# [Brief]
Without the pictures, return each record as it appears.

# [Record set]
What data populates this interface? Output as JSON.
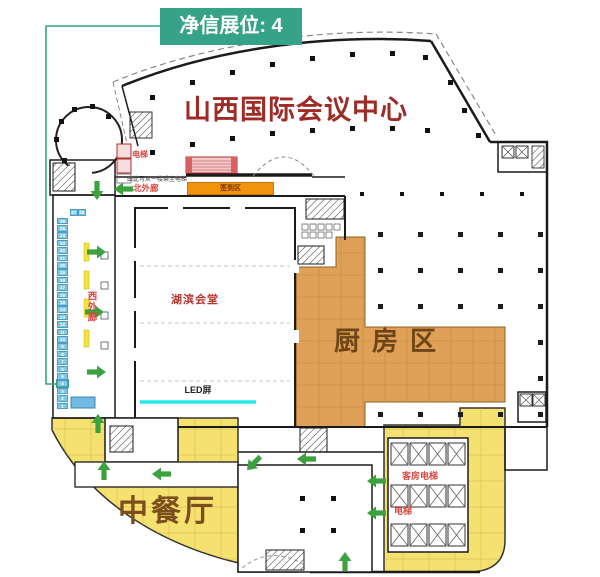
{
  "badge": {
    "label": "净信展位: 4"
  },
  "title": "山西国际会议中心",
  "rooms": {
    "hall": "湖滨会堂",
    "kitchen": "厨房区",
    "restaurant": "中餐厅",
    "registration_area": "签到区",
    "led_screen": "LED屏"
  },
  "corridors": {
    "north": "北外廊",
    "west": "西外廊"
  },
  "elevators": {
    "northwest": "电梯",
    "guest_rooms": "客房电梯",
    "southeast": "电梯"
  },
  "notes": {
    "escalator_access": "由此可从一楼乘坐电梯"
  },
  "booths": {
    "count": 28,
    "highlighted": 4
  },
  "colors": {
    "badge": "#36A287",
    "title_red": "#9E2B25",
    "label_red": "#D8453E",
    "kitchen_fill": "#DFA057",
    "restaurant_fill": "#F5E170",
    "registration_bar": "#F2930D",
    "booth_fill": "#82C8E6",
    "arrow_green": "#3BA23F",
    "led_line": "#29E8E8",
    "connector_teal": "#36A287"
  }
}
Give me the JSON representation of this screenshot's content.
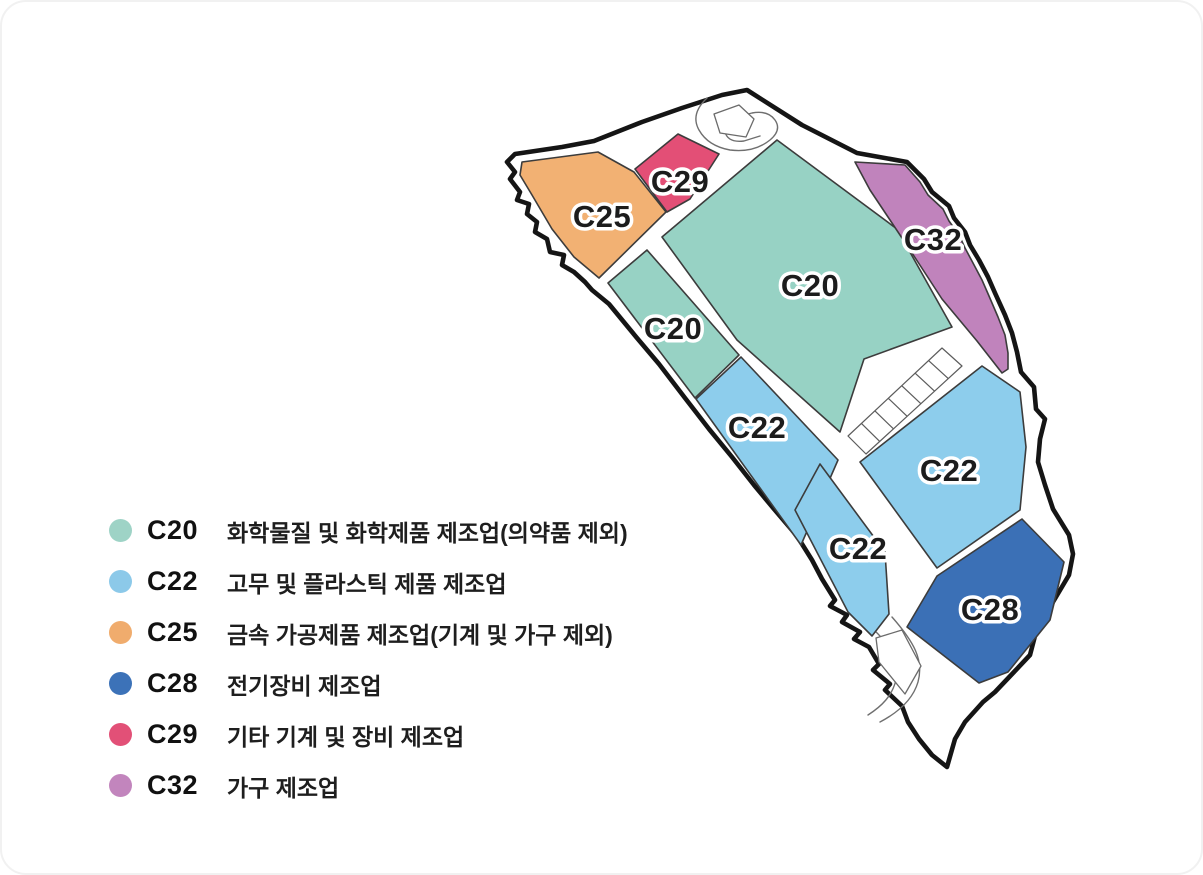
{
  "legend": {
    "items": [
      {
        "code": "C20",
        "color": "#9ed3c6",
        "label": "화학물질 및 화학제품 제조업(의약품 제외)"
      },
      {
        "code": "C22",
        "color": "#8cc9e9",
        "label": "고무 및 플라스틱 제품 제조업"
      },
      {
        "code": "C25",
        "color": "#f0ac6d",
        "label": "금속 가공제품 제조업(기계 및 가구 제외)"
      },
      {
        "code": "C28",
        "color": "#3c72b8",
        "label": "전기장비 제조업"
      },
      {
        "code": "C29",
        "color": "#e25077",
        "label": "기타 기계 및 장비 제조업"
      },
      {
        "code": "C32",
        "color": "#c285bd",
        "label": "가구 제조업"
      }
    ]
  },
  "map": {
    "boundary": {
      "points": "745,88 800,123 855,151 905,160 922,177 930,190 947,204 952,216 963,230 968,243 977,258 986,275 993,291 1003,313 1010,331 1015,350 1019,370 1032,385 1034,407 1043,417 1038,437 1036,460 1043,483 1051,507 1067,533 1071,552 1067,573 1051,600 1034,630 1028,653 1012,670 993,690 981,700 963,720 953,737 945,765 930,753 917,737 906,720 900,704 883,688 888,682 871,668 877,662 867,645 852,637 858,630 840,620 845,613 828,604 833,598 820,577 810,558 795,534 772,507 752,483 730,455 707,427 683,396 657,362 635,336 607,302 590,288 583,280 572,270 560,263 562,253 548,250 545,237 533,230 535,220 525,212 527,202 515,198 518,190 508,177 513,170 505,160 513,152 560,145 592,139 640,120 680,106 720,93",
      "fill": "#ffffff",
      "stroke": "#151515"
    },
    "parcels": [
      {
        "id": "c25",
        "code": "C25",
        "fill": "#f2b173",
        "points": "520,160 596,150 632,170 664,210 597,276 572,255 550,227 530,193 518,173",
        "label_x": 600,
        "label_y": 225
      },
      {
        "id": "c29",
        "code": "C29",
        "fill": "#e34f76",
        "points": "633,167 676,132 717,152 688,197 665,210",
        "label_x": 678,
        "label_y": 190
      },
      {
        "id": "c20-small",
        "code": "C20",
        "fill": "#97d2c4",
        "points": "645,248 737,353 693,396 606,281",
        "label_x": 671,
        "label_y": 337
      },
      {
        "id": "c20-large",
        "code": "C20",
        "fill": "#97d2c4",
        "points": "775,138 895,227 950,325 862,357 838,430 735,338 660,235",
        "label_x": 808,
        "label_y": 294
      },
      {
        "id": "c32",
        "code": "C32",
        "fill": "#c083bc",
        "points": "853,160 903,163 918,180 926,193 941,207 947,219 957,233 963,246 971,261 980,278 987,294 996,315 1003,333 1006,351 1006,367 1000,371 975,339 940,297 912,254 888,218 868,188",
        "label_x": 931,
        "label_y": 248
      },
      {
        "id": "c22-upper",
        "code": "C22",
        "fill": "#8dcdec",
        "points": "694,397 739,355 836,458 799,543",
        "label_x": 755,
        "label_y": 436
      },
      {
        "id": "c22-large",
        "code": "C22",
        "fill": "#8dcdec",
        "points": "980,364 1018,390 1024,445 1018,508 935,566 858,460",
        "label_x": 947,
        "label_y": 479
      },
      {
        "id": "c22-mid",
        "code": "C22",
        "fill": "#8dcdec",
        "points": "818,462 883,550 887,612 870,634 846,610 793,508",
        "label_x": 856,
        "label_y": 557
      },
      {
        "id": "c28",
        "code": "C28",
        "fill": "#3b70b6",
        "points": "1020,517 1062,560 1048,618 1006,670 977,681 905,625 935,574",
        "label_x": 988,
        "label_y": 618
      }
    ],
    "strip": {
      "points": "846,434 940,346 960,364 864,452",
      "cells": 7
    },
    "empty_parcels": [
      {
        "id": "loop-island",
        "points": "712,112 737,103 752,117 744,135 718,131"
      },
      {
        "id": "bottom-parcel",
        "points": "874,636 900,628 919,664 903,692 877,660"
      }
    ],
    "roads": [
      {
        "id": "loop-road",
        "d": "M705,96 Q688,112 697,128 Q706,144 728,148 Q752,151 768,138 Q780,128 773,118 Q766,108 750,111 L734,115 Q720,119 723,130 Q726,141 742,139 L758,134"
      },
      {
        "id": "bottom-road-outer",
        "d": "M890,615 C912,640 922,658 916,680 C911,697 897,710 878,720"
      },
      {
        "id": "bottom-road-inner",
        "d": "M872,628 C890,645 898,661 894,678 C890,694 880,704 866,713"
      }
    ]
  }
}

# [Exercise response]
What data populates this interface? Output as JSON.
{
  "badge": {
    "label": "净信展位: 4"
  },
  "title": "山西国际会议中心",
  "rooms": {
    "hall": "湖滨会堂",
    "kitchen": "厨房区",
    "restaurant": "中餐厅",
    "registration_area": "签到区",
    "led_screen": "LED屏"
  },
  "corridors": {
    "north": "北外廊",
    "west": "西外廊"
  },
  "elevators": {
    "northwest": "电梯",
    "guest_rooms": "客房电梯",
    "southeast": "电梯"
  },
  "notes": {
    "escalator_access": "由此可从一楼乘坐电梯"
  },
  "booths": {
    "count": 28,
    "highlighted": 4
  },
  "colors": {
    "badge": "#36A287",
    "title_red": "#9E2B25",
    "label_red": "#D8453E",
    "kitchen_fill": "#DFA057",
    "restaurant_fill": "#F5E170",
    "registration_bar": "#F2930D",
    "booth_fill": "#82C8E6",
    "arrow_green": "#3BA23F",
    "led_line": "#29E8E8",
    "connector_teal": "#36A287"
  }
}
Give me the JSON representation of this screenshot's content.
{
  "legend": {
    "items": [
      {
        "code": "C20",
        "color": "#9ed3c6",
        "label": "화학물질 및 화학제품 제조업(의약품 제외)"
      },
      {
        "code": "C22",
        "color": "#8cc9e9",
        "label": "고무 및 플라스틱 제품 제조업"
      },
      {
        "code": "C25",
        "color": "#f0ac6d",
        "label": "금속 가공제품 제조업(기계 및 가구 제외)"
      },
      {
        "code": "C28",
        "color": "#3c72b8",
        "label": "전기장비 제조업"
      },
      {
        "code": "C29",
        "color": "#e25077",
        "label": "기타 기계 및 장비 제조업"
      },
      {
        "code": "C32",
        "color": "#c285bd",
        "label": "가구 제조업"
      }
    ]
  },
  "map": {
    "boundary": {
      "points": "745,88 800,123 855,151 905,160 922,177 930,190 947,204 952,216 963,230 968,243 977,258 986,275 993,291 1003,313 1010,331 1015,350 1019,370 1032,385 1034,407 1043,417 1038,437 1036,460 1043,483 1051,507 1067,533 1071,552 1067,573 1051,600 1034,630 1028,653 1012,670 993,690 981,700 963,720 953,737 945,765 930,753 917,737 906,720 900,704 883,688 888,682 871,668 877,662 867,645 852,637 858,630 840,620 845,613 828,604 833,598 820,577 810,558 795,534 772,507 752,483 730,455 707,427 683,396 657,362 635,336 607,302 590,288 583,280 572,270 560,263 562,253 548,250 545,237 533,230 535,220 525,212 527,202 515,198 518,190 508,177 513,170 505,160 513,152 560,145 592,139 640,120 680,106 720,93",
      "fill": "#ffffff",
      "stroke": "#151515"
    },
    "parcels": [
      {
        "id": "c25",
        "code": "C25",
        "fill": "#f2b173",
        "points": "520,160 596,150 632,170 664,210 597,276 572,255 550,227 530,193 518,173",
        "label_x": 600,
        "label_y": 225
      },
      {
        "id": "c29",
        "code": "C29",
        "fill": "#e34f76",
        "points": "633,167 676,132 717,152 688,197 665,210",
        "label_x": 678,
        "label_y": 190
      },
      {
        "id": "c20-small",
        "code": "C20",
        "fill": "#97d2c4",
        "points": "645,248 737,353 693,396 606,281",
        "label_x": 671,
        "label_y": 337
      },
      {
        "id": "c20-large",
        "code": "C20",
        "fill": "#97d2c4",
        "points": "775,138 895,227 950,325 862,357 838,430 735,338 660,235",
        "label_x": 808,
        "label_y": 294
      },
      {
        "id": "c32",
        "code": "C32",
        "fill": "#c083bc",
        "points": "853,160 903,163 918,180 926,193 941,207 947,219 957,233 963,246 971,261 980,278 987,294 996,315 1003,333 1006,351 1006,367 1000,371 975,339 940,297 912,254 888,218 868,188",
        "label_x": 931,
        "label_y": 248
      },
      {
        "id": "c22-upper",
        "code": "C22",
        "fill": "#8dcdec",
        "points": "694,397 739,355 836,458 799,543",
        "label_x": 755,
        "label_y": 436
      },
      {
        "id": "c22-large",
        "code": "C22",
        "fill": "#8dcdec",
        "points": "980,364 1018,390 1024,445 1018,508 935,566 858,460",
        "label_x": 947,
        "label_y": 479
      },
      {
        "id": "c22-mid",
        "code": "C22",
        "fill": "#8dcdec",
        "points": "818,462 883,550 887,612 870,634 846,610 793,508",
        "label_x": 856,
        "label_y": 557
      },
      {
        "id": "c28",
        "code": "C28",
        "fill": "#3b70b6",
        "points": "1020,517 1062,560 1048,618 1006,670 977,681 905,625 935,574",
        "label_x": 988,
        "label_y": 618
      }
    ],
    "strip": {
      "points": "846,434 940,346 960,364 864,452",
      "cells": 7
    },
    "empty_parcels": [
      {
        "id": "loop-island",
        "points": "712,112 737,103 752,117 744,135 718,131"
      },
      {
        "id": "bottom-parcel",
        "points": "874,636 900,628 919,664 903,692 877,660"
      }
    ],
    "roads": [
      {
        "id": "loop-road",
        "d": "M705,96 Q688,112 697,128 Q706,144 728,148 Q752,151 768,138 Q780,128 773,118 Q766,108 750,111 L734,115 Q720,119 723,130 Q726,141 742,139 L758,134"
      },
      {
        "id": "bottom-road-outer",
        "d": "M890,615 C912,640 922,658 916,680 C911,697 897,710 878,720"
      },
      {
        "id": "bottom-road-inner",
        "d": "M872,628 C890,645 898,661 894,678 C890,694 880,704 866,713"
      }
    ]
  }
}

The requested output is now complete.